EXERCISE TASK:
Check every line below for the word "YOUR" and give only the number of lines where it appears.

DATA SHOWN:
>> start

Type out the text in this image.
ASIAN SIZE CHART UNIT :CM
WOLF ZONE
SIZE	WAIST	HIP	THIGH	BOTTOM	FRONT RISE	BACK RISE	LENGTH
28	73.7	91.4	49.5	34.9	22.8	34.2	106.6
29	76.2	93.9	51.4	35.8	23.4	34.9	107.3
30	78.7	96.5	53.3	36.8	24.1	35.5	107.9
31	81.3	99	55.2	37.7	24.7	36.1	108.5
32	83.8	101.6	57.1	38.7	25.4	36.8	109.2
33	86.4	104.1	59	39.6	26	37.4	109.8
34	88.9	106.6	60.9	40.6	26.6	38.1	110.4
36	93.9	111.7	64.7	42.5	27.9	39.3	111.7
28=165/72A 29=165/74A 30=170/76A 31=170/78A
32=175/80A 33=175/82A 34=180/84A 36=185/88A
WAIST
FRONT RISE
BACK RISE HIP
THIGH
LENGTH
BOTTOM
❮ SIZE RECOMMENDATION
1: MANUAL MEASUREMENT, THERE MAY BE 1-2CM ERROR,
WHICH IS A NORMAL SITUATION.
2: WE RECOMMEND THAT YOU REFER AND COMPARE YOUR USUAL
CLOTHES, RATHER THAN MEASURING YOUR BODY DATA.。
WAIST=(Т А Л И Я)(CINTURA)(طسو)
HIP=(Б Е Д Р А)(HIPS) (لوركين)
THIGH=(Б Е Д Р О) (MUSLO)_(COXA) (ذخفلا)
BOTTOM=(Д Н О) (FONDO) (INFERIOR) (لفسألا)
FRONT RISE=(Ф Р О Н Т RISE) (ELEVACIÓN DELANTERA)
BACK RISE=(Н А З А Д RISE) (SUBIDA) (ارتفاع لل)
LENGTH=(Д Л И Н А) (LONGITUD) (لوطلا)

>> end

ANSWER FOR THIS EXERCISE:
2